------ RECORDS SUPPLIED
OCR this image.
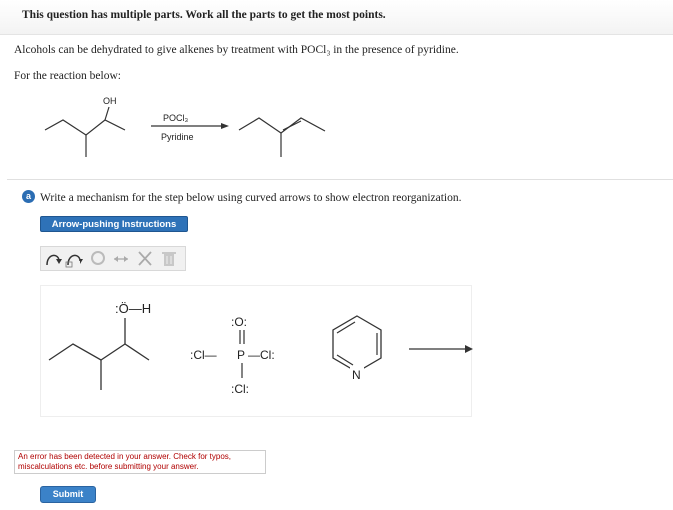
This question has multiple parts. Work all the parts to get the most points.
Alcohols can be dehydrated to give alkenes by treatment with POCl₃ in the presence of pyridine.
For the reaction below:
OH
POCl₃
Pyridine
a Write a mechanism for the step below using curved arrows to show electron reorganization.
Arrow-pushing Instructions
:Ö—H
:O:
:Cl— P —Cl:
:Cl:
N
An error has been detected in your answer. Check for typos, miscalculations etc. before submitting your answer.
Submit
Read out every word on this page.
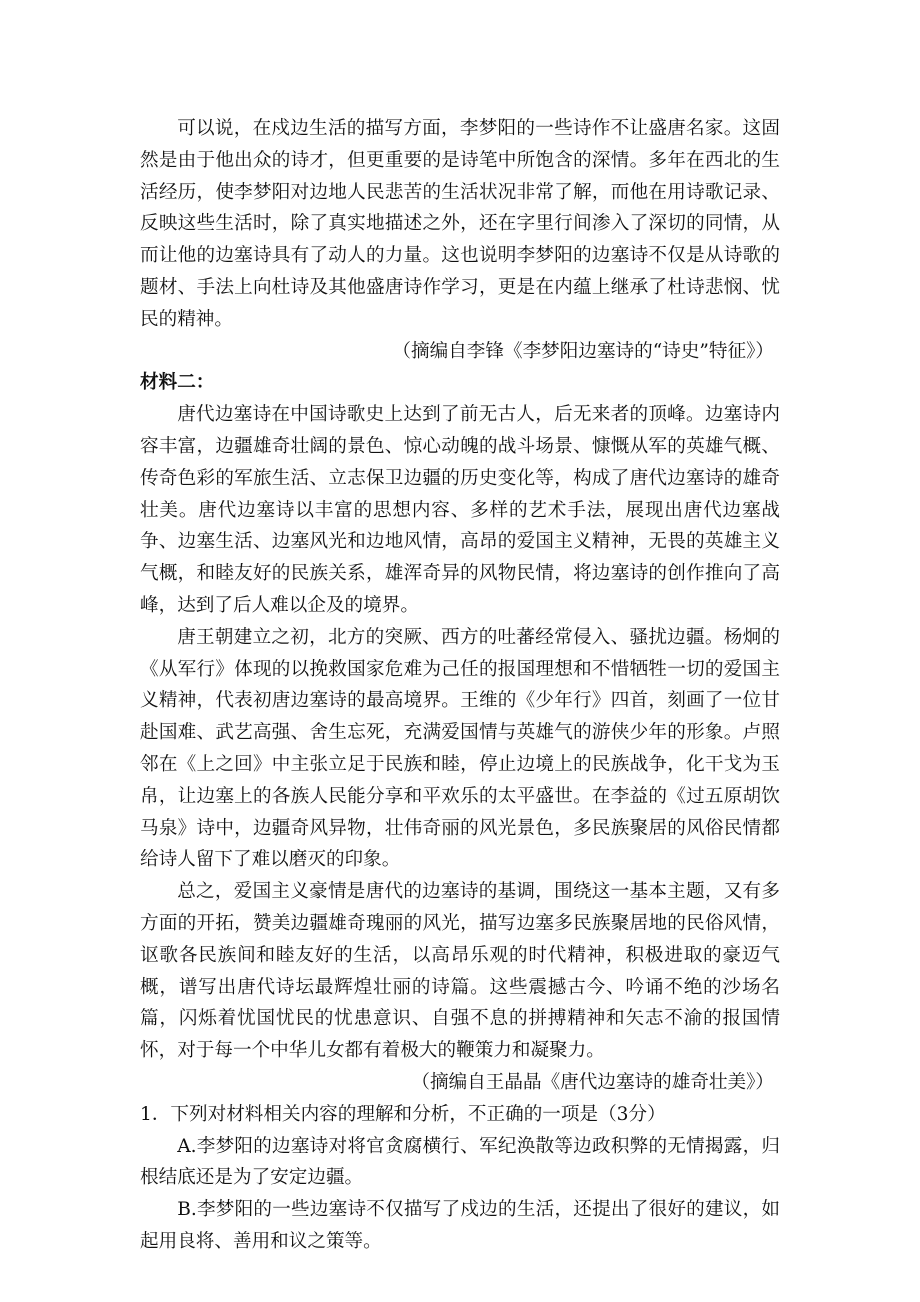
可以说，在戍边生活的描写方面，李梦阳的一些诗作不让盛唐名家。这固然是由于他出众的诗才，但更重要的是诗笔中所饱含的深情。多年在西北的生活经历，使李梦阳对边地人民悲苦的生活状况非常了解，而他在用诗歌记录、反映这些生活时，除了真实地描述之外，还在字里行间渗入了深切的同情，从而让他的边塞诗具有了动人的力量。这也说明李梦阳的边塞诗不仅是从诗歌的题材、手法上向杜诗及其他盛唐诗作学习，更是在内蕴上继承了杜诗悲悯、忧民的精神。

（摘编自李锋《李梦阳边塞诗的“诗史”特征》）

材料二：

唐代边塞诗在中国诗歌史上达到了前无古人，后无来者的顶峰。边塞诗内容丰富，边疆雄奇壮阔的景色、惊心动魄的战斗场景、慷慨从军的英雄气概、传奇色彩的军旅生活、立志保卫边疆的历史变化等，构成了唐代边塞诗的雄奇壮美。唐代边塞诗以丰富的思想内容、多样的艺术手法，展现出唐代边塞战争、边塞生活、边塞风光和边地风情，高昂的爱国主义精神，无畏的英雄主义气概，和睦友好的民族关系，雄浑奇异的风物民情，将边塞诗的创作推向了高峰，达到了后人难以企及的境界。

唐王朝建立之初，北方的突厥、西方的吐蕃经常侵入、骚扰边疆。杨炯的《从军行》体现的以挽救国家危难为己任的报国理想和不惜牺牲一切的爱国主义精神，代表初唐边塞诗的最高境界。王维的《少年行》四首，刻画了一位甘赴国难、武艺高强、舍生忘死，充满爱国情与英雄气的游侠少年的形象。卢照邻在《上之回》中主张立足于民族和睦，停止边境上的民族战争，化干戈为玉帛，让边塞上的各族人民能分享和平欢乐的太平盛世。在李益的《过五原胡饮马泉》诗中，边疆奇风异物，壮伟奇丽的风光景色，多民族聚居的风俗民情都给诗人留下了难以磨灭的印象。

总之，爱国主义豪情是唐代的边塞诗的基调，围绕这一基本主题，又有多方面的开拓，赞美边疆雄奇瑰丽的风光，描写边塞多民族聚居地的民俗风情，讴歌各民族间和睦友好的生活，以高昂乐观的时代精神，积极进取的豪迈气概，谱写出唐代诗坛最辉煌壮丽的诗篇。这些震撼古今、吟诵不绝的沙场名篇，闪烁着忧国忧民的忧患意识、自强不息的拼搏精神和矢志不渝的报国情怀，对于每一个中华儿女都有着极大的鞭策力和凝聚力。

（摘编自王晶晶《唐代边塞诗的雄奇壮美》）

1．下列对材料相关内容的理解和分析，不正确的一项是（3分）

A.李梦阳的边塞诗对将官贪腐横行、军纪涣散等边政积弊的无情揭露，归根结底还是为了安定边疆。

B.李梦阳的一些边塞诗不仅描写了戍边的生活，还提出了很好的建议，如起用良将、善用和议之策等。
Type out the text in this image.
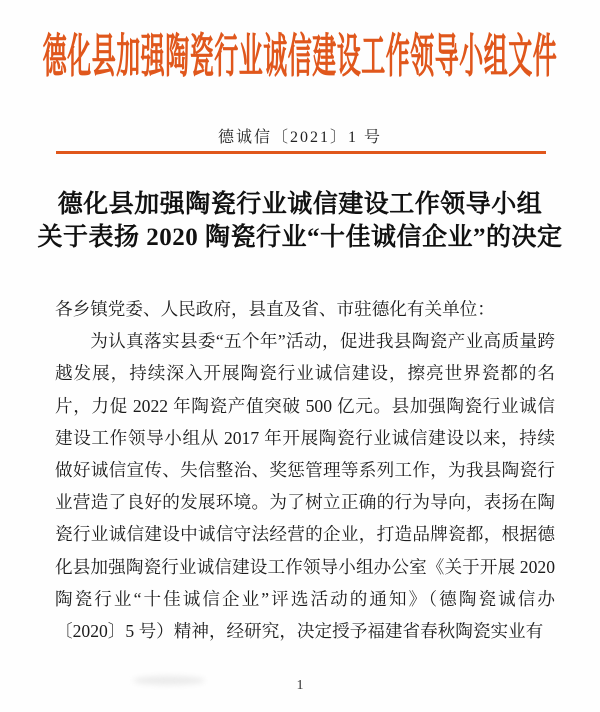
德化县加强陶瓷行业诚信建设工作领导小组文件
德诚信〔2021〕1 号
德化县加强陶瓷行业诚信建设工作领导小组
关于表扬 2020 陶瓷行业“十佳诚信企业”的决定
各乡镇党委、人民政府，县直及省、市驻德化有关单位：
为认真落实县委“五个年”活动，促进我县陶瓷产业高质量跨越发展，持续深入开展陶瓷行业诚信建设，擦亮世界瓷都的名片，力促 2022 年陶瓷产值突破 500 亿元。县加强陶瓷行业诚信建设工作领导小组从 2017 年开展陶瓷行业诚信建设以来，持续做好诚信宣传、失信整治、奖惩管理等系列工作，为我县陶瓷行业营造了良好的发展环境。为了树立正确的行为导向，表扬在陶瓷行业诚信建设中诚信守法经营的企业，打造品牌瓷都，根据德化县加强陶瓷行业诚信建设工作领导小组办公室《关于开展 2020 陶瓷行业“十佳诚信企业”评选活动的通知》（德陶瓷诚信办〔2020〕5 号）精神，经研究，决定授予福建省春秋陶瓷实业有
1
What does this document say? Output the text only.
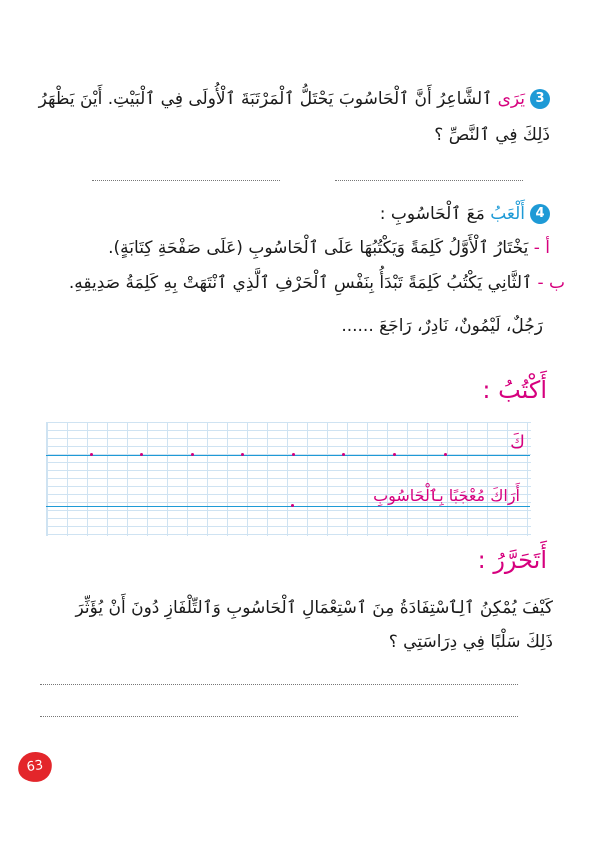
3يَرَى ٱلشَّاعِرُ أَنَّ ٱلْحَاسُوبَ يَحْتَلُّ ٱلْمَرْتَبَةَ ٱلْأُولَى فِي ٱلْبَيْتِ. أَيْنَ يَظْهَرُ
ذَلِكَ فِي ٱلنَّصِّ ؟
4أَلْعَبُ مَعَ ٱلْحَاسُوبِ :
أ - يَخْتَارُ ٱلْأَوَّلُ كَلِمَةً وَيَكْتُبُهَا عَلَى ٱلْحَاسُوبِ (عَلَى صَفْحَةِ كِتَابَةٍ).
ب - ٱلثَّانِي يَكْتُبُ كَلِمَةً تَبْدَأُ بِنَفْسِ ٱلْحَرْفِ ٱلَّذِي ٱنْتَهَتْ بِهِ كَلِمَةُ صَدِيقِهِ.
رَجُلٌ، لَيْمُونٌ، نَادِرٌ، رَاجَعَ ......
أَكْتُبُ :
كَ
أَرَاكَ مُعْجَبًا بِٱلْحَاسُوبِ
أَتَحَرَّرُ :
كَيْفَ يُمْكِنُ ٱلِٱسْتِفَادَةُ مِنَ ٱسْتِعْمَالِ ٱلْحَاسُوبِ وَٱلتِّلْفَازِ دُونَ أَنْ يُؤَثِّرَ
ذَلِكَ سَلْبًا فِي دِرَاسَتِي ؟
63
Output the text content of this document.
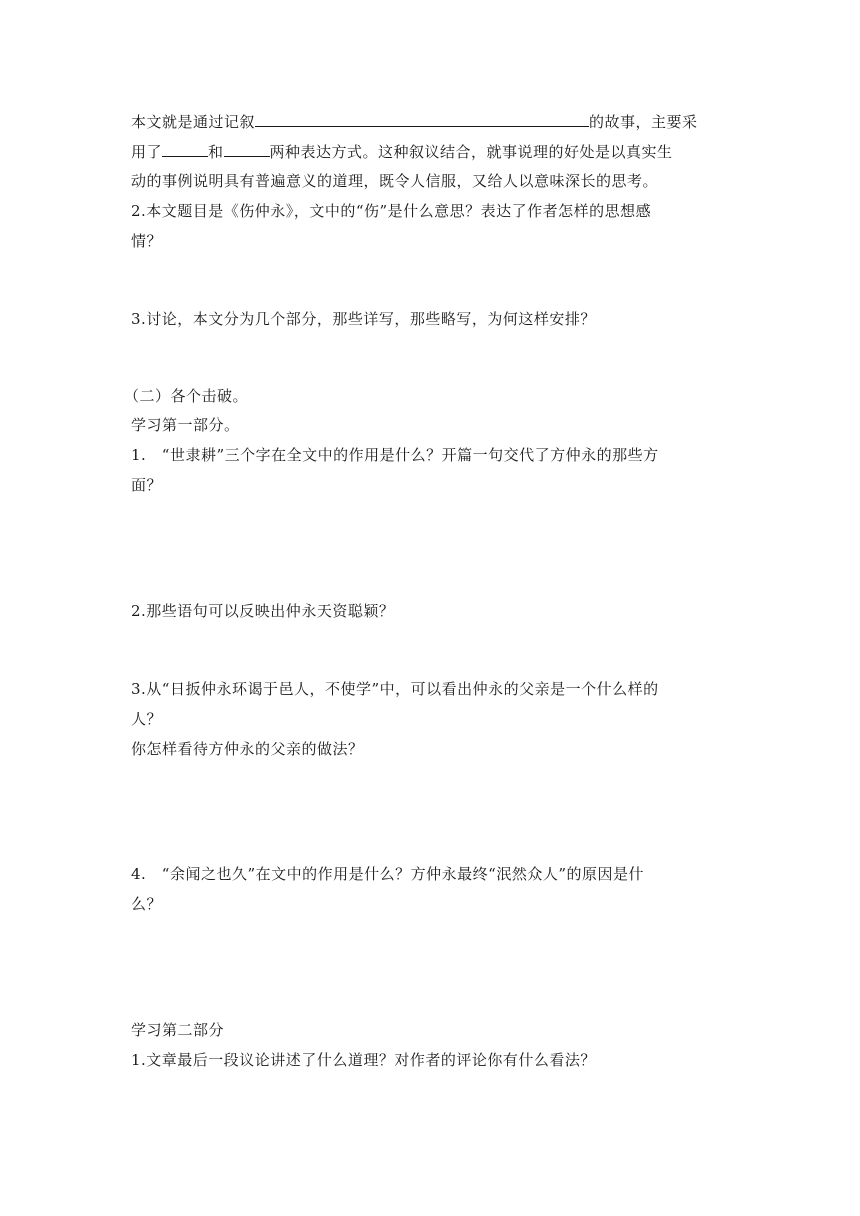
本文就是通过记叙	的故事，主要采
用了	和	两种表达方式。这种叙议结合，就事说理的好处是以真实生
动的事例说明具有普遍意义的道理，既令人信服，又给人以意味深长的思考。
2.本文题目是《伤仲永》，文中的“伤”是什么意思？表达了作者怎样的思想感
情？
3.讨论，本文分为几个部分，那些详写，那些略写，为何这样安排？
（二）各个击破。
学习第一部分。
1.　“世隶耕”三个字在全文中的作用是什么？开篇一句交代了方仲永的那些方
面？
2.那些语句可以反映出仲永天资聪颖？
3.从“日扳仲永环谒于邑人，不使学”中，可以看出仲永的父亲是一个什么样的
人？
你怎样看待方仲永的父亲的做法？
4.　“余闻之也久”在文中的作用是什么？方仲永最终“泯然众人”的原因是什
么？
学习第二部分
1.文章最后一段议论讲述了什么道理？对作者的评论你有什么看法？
------------
• PROBLEM TO SOLVE:
Search the preceding listing for the word "Output" and pull out every line that holds it.

• SOLUTION:
What does this document say? Output the text only.
Output the text content of this document.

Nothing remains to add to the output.